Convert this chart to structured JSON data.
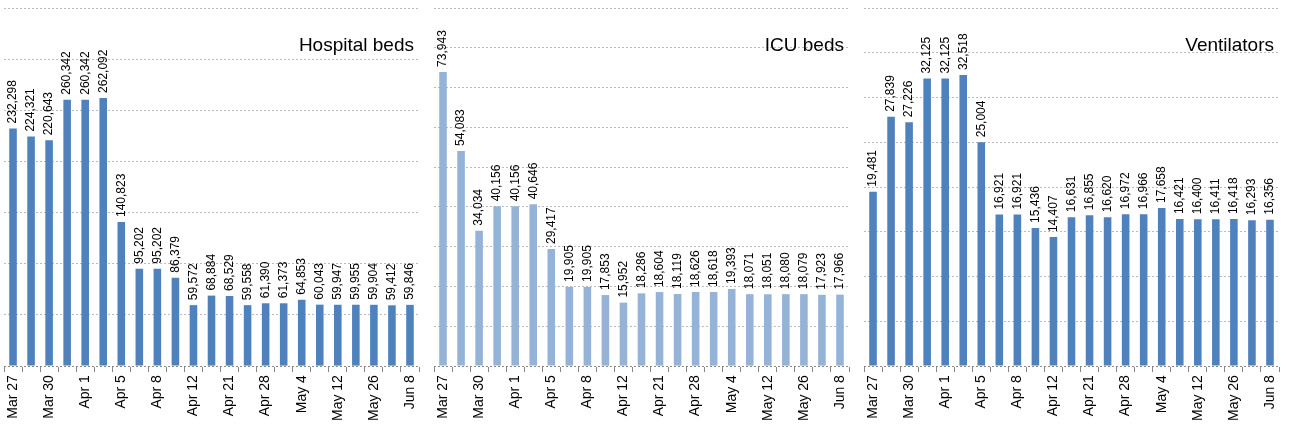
{
  "chart_data": [
    {
      "type": "bar",
      "title": "Hospital beds",
      "categories": [
        "Mar 27",
        null,
        "Mar 30",
        null,
        "Apr 1",
        null,
        "Apr 5",
        null,
        "Apr 8",
        null,
        "Apr 12",
        null,
        "Apr 21",
        null,
        "Apr 28",
        null,
        "May 4",
        null,
        "May 12",
        null,
        "May 26",
        null,
        "Jun 8"
      ],
      "values": [
        232298,
        224321,
        220643,
        260342,
        260342,
        262092,
        140823,
        95202,
        95202,
        86379,
        59572,
        68884,
        68529,
        59558,
        61390,
        61373,
        64853,
        60043,
        59947,
        59955,
        59904,
        59412,
        59846
      ],
      "value_labels": [
        "232,298",
        "224,321",
        "220,643",
        "260,342",
        "260,342",
        "262,092",
        "140,823",
        "95,202",
        "95,202",
        "86,379",
        "59,572",
        "68,884",
        "68,529",
        "59,558",
        "61,390",
        "61,373",
        "64,853",
        "60,043",
        "59,947",
        "59,955",
        "59,904",
        "59,412",
        "59,846"
      ],
      "color": "#4f81bd",
      "grid": "y",
      "tick_labels": "x",
      "legend": false
    },
    {
      "type": "bar",
      "title": "ICU beds",
      "categories": [
        "Mar 27",
        null,
        "Mar 30",
        null,
        "Apr 1",
        null,
        "Apr 5",
        null,
        "Apr 8",
        null,
        "Apr 12",
        null,
        "Apr 21",
        null,
        "Apr 28",
        null,
        "May 4",
        null,
        "May 12",
        null,
        "May 26",
        null,
        "Jun 8"
      ],
      "values": [
        73943,
        54083,
        34034,
        40156,
        40156,
        40646,
        29417,
        19905,
        19905,
        17853,
        15952,
        18286,
        18604,
        18119,
        18626,
        18618,
        19393,
        18071,
        18051,
        18080,
        18079,
        17923,
        17966
      ],
      "value_labels": [
        "73,943",
        "54,083",
        "34,034",
        "40,156",
        "40,156",
        "40,646",
        "29,417",
        "19,905",
        "19,905",
        "17,853",
        "15,952",
        "18,286",
        "18,604",
        "18,119",
        "18,626",
        "18,618",
        "19,393",
        "18,071",
        "18,051",
        "18,080",
        "18,079",
        "17,923",
        "17,966"
      ],
      "color": "#95b3d7",
      "grid": "y",
      "tick_labels": "x",
      "legend": false
    },
    {
      "type": "bar",
      "title": "Ventilators",
      "categories": [
        "Mar 27",
        null,
        "Mar 30",
        null,
        "Apr 1",
        null,
        "Apr 5",
        null,
        "Apr 8",
        null,
        "Apr 12",
        null,
        "Apr 21",
        null,
        "Apr 28",
        null,
        "May 4",
        null,
        "May 12",
        null,
        "May 26",
        null,
        "Jun 8"
      ],
      "values": [
        19481,
        27839,
        27226,
        32125,
        32125,
        32518,
        25004,
        16921,
        16921,
        15436,
        14407,
        16631,
        16855,
        16620,
        16972,
        16966,
        17658,
        16421,
        16400,
        16411,
        16418,
        16293,
        16356
      ],
      "value_labels": [
        "19,481",
        "27,839",
        "27,226",
        "32,125",
        "32,125",
        "32,518",
        "25,004",
        "16,921",
        "16,921",
        "15,436",
        "14,407",
        "16,631",
        "16,855",
        "16,620",
        "16,972",
        "16,966",
        "17,658",
        "16,421",
        "16,400",
        "16,411",
        "16,418",
        "16,293",
        "16,356"
      ],
      "color": "#4f81bd",
      "grid": "y",
      "tick_labels": "x",
      "legend": false
    }
  ]
}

■ **Directions for this task**
Retype the data above exactly; pictures are not part of the copy.

■ **Task output**
Convert this chart to structured JSON data.
{
  "chart_data": [
    {
      "type": "bar",
      "title": "Hospital beds",
      "categories": [
        "Mar 27",
        null,
        "Mar 30",
        null,
        "Apr 1",
        null,
        "Apr 5",
        null,
        "Apr 8",
        null,
        "Apr 12",
        null,
        "Apr 21",
        null,
        "Apr 28",
        null,
        "May 4",
        null,
        "May 12",
        null,
        "May 26",
        null,
        "Jun 8"
      ],
      "values": [
        232298,
        224321,
        220643,
        260342,
        260342,
        262092,
        140823,
        95202,
        95202,
        86379,
        59572,
        68884,
        68529,
        59558,
        61390,
        61373,
        64853,
        60043,
        59947,
        59955,
        59904,
        59412,
        59846
      ],
      "value_labels": [
        "232,298",
        "224,321",
        "220,643",
        "260,342",
        "260,342",
        "262,092",
        "140,823",
        "95,202",
        "95,202",
        "86,379",
        "59,572",
        "68,884",
        "68,529",
        "59,558",
        "61,390",
        "61,373",
        "64,853",
        "60,043",
        "59,947",
        "59,955",
        "59,904",
        "59,412",
        "59,846"
      ],
      "color": "#4f81bd",
      "grid": "y",
      "tick_labels": "x",
      "legend": false
    },
    {
      "type": "bar",
      "title": "ICU beds",
      "categories": [
        "Mar 27",
        null,
        "Mar 30",
        null,
        "Apr 1",
        null,
        "Apr 5",
        null,
        "Apr 8",
        null,
        "Apr 12",
        null,
        "Apr 21",
        null,
        "Apr 28",
        null,
        "May 4",
        null,
        "May 12",
        null,
        "May 26",
        null,
        "Jun 8"
      ],
      "values": [
        73943,
        54083,
        34034,
        40156,
        40156,
        40646,
        29417,
        19905,
        19905,
        17853,
        15952,
        18286,
        18604,
        18119,
        18626,
        18618,
        19393,
        18071,
        18051,
        18080,
        18079,
        17923,
        17966
      ],
      "value_labels": [
        "73,943",
        "54,083",
        "34,034",
        "40,156",
        "40,156",
        "40,646",
        "29,417",
        "19,905",
        "19,905",
        "17,853",
        "15,952",
        "18,286",
        "18,604",
        "18,119",
        "18,626",
        "18,618",
        "19,393",
        "18,071",
        "18,051",
        "18,080",
        "18,079",
        "17,923",
        "17,966"
      ],
      "color": "#95b3d7",
      "grid": "y",
      "tick_labels": "x",
      "legend": false
    },
    {
      "type": "bar",
      "title": "Ventilators",
      "categories": [
        "Mar 27",
        null,
        "Mar 30",
        null,
        "Apr 1",
        null,
        "Apr 5",
        null,
        "Apr 8",
        null,
        "Apr 12",
        null,
        "Apr 21",
        null,
        "Apr 28",
        null,
        "May 4",
        null,
        "May 12",
        null,
        "May 26",
        null,
        "Jun 8"
      ],
      "values": [
        19481,
        27839,
        27226,
        32125,
        32125,
        32518,
        25004,
        16921,
        16921,
        15436,
        14407,
        16631,
        16855,
        16620,
        16972,
        16966,
        17658,
        16421,
        16400,
        16411,
        16418,
        16293,
        16356
      ],
      "value_labels": [
        "19,481",
        "27,839",
        "27,226",
        "32,125",
        "32,125",
        "32,518",
        "25,004",
        "16,921",
        "16,921",
        "15,436",
        "14,407",
        "16,631",
        "16,855",
        "16,620",
        "16,972",
        "16,966",
        "17,658",
        "16,421",
        "16,400",
        "16,411",
        "16,418",
        "16,293",
        "16,356"
      ],
      "color": "#4f81bd",
      "grid": "y",
      "tick_labels": "x",
      "legend": false
    }
  ]
}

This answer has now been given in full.